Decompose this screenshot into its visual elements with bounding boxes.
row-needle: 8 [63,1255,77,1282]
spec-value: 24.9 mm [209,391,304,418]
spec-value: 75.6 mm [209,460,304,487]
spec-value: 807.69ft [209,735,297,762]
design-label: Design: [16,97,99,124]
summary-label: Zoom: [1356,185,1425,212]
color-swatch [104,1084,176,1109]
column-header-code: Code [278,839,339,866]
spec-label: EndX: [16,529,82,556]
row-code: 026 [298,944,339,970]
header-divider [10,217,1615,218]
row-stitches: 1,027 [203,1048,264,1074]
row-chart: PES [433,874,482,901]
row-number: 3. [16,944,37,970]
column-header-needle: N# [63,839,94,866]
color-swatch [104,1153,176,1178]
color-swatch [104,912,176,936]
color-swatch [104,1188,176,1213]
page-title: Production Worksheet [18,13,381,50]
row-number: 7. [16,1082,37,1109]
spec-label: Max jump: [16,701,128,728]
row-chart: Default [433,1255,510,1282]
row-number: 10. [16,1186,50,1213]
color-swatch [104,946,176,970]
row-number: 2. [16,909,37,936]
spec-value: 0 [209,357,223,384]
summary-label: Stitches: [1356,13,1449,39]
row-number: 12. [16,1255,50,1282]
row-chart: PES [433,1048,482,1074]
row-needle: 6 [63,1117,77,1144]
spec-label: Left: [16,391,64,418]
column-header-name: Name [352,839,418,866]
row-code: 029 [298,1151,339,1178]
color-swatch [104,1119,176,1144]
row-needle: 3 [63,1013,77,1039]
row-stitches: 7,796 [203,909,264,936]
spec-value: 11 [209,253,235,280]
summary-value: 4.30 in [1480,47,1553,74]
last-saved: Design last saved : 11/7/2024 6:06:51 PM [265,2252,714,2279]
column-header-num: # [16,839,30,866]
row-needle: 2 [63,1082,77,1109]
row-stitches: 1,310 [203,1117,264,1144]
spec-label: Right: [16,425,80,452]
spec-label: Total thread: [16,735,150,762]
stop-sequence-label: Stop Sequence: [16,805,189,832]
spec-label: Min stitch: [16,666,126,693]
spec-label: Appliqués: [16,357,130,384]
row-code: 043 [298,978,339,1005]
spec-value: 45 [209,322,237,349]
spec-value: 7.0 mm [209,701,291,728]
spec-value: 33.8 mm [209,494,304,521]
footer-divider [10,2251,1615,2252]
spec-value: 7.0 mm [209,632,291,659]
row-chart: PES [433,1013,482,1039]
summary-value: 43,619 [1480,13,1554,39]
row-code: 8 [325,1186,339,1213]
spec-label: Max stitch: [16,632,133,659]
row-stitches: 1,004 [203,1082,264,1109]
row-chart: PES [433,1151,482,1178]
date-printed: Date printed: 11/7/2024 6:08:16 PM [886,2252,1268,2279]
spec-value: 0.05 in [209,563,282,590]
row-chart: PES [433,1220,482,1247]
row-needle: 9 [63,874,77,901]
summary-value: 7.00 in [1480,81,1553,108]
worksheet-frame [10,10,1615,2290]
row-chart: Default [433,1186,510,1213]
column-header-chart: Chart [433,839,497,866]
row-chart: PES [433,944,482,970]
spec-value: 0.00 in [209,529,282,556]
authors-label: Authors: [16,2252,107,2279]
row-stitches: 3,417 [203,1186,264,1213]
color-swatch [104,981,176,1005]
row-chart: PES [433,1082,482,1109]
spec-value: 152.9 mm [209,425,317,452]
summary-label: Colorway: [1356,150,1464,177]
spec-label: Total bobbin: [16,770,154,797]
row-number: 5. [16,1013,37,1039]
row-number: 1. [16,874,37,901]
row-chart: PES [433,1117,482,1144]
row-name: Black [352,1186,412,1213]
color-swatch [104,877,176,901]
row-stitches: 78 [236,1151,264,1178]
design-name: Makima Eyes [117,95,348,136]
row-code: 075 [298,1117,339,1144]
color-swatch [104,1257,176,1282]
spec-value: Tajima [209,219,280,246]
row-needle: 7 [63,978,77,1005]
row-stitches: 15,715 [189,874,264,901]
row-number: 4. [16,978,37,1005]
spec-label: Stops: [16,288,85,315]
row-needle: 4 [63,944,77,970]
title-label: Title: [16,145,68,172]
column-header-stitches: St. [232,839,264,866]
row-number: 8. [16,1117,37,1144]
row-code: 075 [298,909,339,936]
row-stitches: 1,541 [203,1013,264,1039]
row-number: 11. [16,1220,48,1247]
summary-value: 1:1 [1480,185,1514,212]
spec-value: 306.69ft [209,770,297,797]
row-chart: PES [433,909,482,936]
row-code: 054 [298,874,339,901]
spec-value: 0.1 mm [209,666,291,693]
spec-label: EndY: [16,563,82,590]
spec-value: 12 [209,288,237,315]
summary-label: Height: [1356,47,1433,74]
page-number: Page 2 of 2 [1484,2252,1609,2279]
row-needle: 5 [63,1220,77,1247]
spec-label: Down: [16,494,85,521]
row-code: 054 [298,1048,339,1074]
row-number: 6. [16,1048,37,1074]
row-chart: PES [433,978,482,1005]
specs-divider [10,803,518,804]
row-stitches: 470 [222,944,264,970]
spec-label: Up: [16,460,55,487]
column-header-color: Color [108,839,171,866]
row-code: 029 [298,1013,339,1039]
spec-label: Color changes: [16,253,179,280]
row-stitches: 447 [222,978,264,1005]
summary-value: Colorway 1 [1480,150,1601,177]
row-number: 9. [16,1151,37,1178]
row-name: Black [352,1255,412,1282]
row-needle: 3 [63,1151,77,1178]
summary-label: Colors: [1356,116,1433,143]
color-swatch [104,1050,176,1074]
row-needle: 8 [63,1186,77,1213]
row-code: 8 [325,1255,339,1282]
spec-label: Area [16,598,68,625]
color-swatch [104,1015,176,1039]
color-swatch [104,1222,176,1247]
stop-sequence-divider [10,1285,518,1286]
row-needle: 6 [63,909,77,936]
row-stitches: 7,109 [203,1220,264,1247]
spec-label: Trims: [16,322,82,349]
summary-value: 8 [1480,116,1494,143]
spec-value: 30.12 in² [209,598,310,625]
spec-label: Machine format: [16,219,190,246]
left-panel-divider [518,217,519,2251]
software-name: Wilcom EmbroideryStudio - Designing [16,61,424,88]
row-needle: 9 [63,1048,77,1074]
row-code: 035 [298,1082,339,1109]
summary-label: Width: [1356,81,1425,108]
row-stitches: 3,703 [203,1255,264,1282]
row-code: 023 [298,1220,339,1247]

* Task description: Can you reproduce the records exactly, from their first line through the line containing "color-swatch [104,1153,176,1178]"?

* Result below:
Decompose this screenshot into its visual elements with bounding boxes.
row-needle: 8 [63,1255,77,1282]
spec-value: 24.9 mm [209,391,304,418]
spec-value: 75.6 mm [209,460,304,487]
spec-value: 807.69ft [209,735,297,762]
design-label: Design: [16,97,99,124]
summary-label: Zoom: [1356,185,1425,212]
color-swatch [104,1084,176,1109]
column-header-code: Code [278,839,339,866]
spec-label: EndX: [16,529,82,556]
row-code: 026 [298,944,339,970]
header-divider [10,217,1615,218]
row-stitches: 1,027 [203,1048,264,1074]
row-chart: PES [433,874,482,901]
row-number: 3. [16,944,37,970]
column-header-needle: N# [63,839,94,866]
color-swatch [104,1153,176,1178]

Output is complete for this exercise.